» **WORK TO DO**
Print the lines starting at the one that contains "volume-icon[interactable] [1550,4,1566,22]" and ending at the one that contains "dash-steam[interactable] [911,818,966,878]", both included, reproducing each line without any change.

*** SUPPLIED DATA ***

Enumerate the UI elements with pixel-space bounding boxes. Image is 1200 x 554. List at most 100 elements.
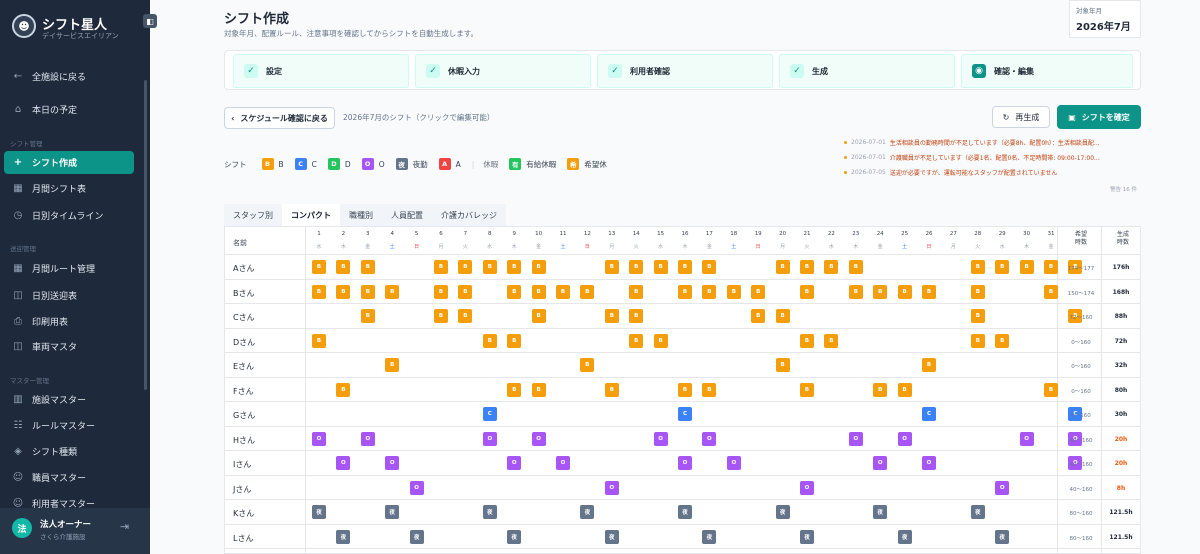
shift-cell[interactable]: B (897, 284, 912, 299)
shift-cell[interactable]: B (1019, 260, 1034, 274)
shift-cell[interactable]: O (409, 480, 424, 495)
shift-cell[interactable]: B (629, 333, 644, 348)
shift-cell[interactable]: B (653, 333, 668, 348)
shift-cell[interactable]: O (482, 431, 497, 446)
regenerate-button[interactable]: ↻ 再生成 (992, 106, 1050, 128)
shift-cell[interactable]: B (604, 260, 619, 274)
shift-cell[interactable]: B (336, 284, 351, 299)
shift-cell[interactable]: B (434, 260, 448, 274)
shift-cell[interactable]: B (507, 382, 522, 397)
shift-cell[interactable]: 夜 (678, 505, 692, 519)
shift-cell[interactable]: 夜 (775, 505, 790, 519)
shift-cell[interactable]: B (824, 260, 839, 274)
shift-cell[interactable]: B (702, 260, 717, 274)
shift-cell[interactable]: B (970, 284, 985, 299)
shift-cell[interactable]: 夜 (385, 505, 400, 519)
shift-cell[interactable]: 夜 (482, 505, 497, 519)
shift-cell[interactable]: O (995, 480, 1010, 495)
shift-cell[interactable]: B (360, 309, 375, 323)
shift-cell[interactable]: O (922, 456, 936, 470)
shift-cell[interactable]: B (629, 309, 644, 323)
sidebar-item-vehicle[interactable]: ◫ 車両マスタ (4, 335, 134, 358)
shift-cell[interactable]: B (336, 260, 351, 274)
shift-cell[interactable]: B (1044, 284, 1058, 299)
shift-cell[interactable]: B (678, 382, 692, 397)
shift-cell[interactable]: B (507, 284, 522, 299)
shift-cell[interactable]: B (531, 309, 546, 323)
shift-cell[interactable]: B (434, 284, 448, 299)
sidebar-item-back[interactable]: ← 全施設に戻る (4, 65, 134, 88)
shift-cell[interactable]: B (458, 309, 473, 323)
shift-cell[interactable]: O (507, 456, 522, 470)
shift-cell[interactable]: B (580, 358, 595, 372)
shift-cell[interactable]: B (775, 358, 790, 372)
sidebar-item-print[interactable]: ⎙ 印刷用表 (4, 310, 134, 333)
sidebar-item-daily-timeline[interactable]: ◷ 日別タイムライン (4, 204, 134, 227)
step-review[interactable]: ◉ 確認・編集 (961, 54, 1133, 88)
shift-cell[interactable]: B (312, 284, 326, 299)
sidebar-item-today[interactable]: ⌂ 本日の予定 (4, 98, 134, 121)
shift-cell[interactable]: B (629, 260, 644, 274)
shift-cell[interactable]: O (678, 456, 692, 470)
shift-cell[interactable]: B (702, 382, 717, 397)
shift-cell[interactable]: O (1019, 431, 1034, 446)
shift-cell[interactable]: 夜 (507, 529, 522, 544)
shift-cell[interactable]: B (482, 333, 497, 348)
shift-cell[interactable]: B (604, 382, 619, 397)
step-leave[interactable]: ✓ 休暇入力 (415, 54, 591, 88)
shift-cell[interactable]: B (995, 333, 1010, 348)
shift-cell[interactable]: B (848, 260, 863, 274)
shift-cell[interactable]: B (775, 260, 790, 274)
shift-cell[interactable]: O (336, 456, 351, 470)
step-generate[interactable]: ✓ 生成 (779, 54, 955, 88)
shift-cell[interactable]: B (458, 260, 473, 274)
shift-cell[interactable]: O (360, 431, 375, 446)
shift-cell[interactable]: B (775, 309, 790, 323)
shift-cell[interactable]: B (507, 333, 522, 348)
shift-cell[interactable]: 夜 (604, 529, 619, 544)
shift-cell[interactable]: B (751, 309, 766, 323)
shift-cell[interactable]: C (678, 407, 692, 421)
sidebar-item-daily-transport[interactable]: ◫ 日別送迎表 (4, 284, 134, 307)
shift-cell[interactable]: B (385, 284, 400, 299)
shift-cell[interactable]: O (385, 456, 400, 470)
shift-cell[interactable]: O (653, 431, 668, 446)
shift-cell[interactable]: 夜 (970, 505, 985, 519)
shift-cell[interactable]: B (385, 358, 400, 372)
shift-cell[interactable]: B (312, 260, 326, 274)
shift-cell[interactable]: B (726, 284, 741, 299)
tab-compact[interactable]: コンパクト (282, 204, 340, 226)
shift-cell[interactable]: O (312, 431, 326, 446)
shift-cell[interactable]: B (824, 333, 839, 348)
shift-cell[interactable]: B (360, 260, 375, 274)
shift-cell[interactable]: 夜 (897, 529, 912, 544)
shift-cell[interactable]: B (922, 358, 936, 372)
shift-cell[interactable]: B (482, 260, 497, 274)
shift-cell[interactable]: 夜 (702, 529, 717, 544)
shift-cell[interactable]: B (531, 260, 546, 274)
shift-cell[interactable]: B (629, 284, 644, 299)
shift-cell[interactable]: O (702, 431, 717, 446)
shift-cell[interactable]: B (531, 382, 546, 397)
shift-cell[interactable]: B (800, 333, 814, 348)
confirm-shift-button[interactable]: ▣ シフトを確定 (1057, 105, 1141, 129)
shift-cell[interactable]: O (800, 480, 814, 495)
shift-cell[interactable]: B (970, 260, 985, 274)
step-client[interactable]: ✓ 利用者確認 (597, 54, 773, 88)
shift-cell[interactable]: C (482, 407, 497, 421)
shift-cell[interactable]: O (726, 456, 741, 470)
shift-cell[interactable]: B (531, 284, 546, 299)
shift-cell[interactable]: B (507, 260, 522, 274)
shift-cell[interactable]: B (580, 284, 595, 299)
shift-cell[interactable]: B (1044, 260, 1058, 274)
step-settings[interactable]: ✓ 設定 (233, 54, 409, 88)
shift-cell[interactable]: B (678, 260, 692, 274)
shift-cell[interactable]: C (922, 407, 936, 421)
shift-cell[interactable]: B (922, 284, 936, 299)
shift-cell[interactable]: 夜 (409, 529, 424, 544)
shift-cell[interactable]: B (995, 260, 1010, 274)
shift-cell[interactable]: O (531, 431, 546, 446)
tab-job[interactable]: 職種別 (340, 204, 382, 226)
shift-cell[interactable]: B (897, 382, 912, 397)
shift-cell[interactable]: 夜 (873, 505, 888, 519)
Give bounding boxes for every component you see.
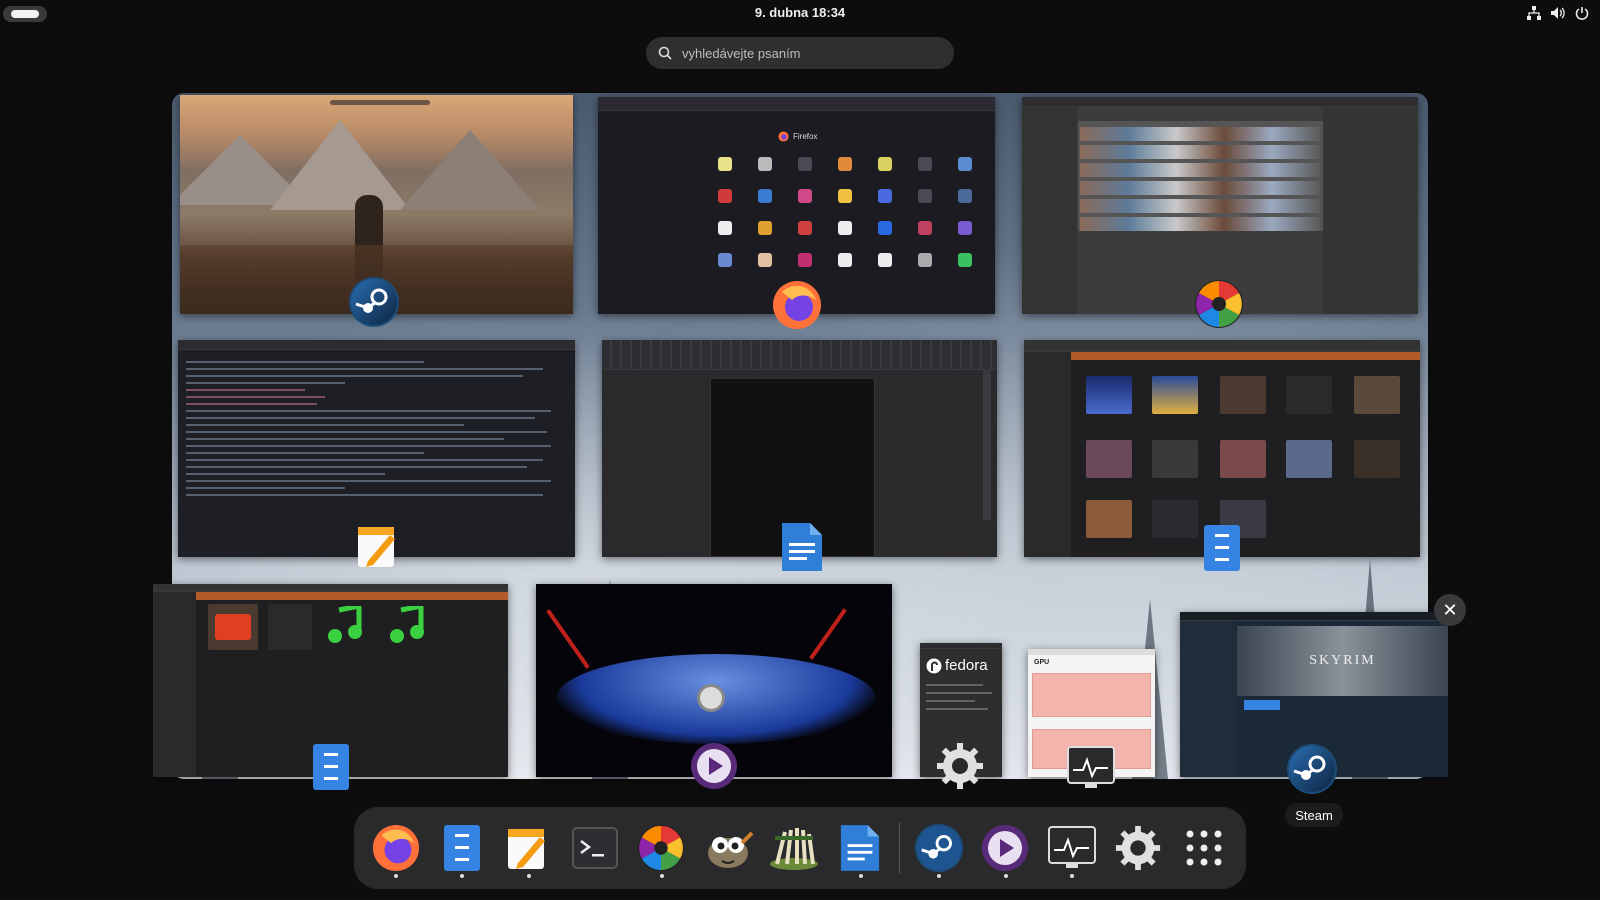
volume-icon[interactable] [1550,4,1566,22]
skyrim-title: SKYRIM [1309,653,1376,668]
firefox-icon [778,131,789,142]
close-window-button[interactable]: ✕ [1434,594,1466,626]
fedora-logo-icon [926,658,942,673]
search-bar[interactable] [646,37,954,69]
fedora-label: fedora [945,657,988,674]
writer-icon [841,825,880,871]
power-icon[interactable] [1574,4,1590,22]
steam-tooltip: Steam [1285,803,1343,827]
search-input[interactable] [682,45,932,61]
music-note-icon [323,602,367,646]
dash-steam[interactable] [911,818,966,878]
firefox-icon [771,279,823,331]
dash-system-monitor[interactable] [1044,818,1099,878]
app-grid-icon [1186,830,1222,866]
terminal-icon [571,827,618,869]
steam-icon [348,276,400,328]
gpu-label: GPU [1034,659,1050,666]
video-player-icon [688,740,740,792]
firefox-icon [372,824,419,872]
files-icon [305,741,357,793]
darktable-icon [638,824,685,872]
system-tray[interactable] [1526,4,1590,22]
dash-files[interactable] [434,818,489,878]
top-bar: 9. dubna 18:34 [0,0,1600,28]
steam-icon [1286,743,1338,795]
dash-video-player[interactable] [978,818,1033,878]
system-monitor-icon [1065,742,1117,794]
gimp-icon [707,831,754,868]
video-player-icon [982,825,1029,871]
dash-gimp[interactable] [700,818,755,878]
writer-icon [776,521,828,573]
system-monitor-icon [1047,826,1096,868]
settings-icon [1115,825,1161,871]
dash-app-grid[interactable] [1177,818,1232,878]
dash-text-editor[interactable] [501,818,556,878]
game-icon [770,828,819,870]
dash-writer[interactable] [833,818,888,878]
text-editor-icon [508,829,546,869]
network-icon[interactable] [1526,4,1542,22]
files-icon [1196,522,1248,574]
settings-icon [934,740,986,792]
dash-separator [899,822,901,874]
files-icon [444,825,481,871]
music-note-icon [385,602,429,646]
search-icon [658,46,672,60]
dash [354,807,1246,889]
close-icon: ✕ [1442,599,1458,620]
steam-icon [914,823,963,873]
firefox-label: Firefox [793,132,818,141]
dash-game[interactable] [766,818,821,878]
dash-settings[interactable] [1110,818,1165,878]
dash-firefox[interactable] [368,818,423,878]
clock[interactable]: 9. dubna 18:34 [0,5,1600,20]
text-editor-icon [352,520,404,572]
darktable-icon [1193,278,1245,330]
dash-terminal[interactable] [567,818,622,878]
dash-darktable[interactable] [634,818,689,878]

***

» **WORKED ANSWER**
volume-icon[interactable] [1550,4,1566,22]
skyrim-title: SKYRIM [1309,653,1376,668]
firefox-icon [778,131,789,142]
close-window-button[interactable]: ✕ [1434,594,1466,626]
fedora-logo-icon [926,658,942,673]
search-bar[interactable] [646,37,954,69]
fedora-label: fedora [945,657,988,674]
writer-icon [841,825,880,871]
power-icon[interactable] [1574,4,1590,22]
steam-tooltip: Steam [1285,803,1343,827]
search-input[interactable] [682,45,932,61]
music-note-icon [323,602,367,646]
dash-steam[interactable] [911,818,966,878]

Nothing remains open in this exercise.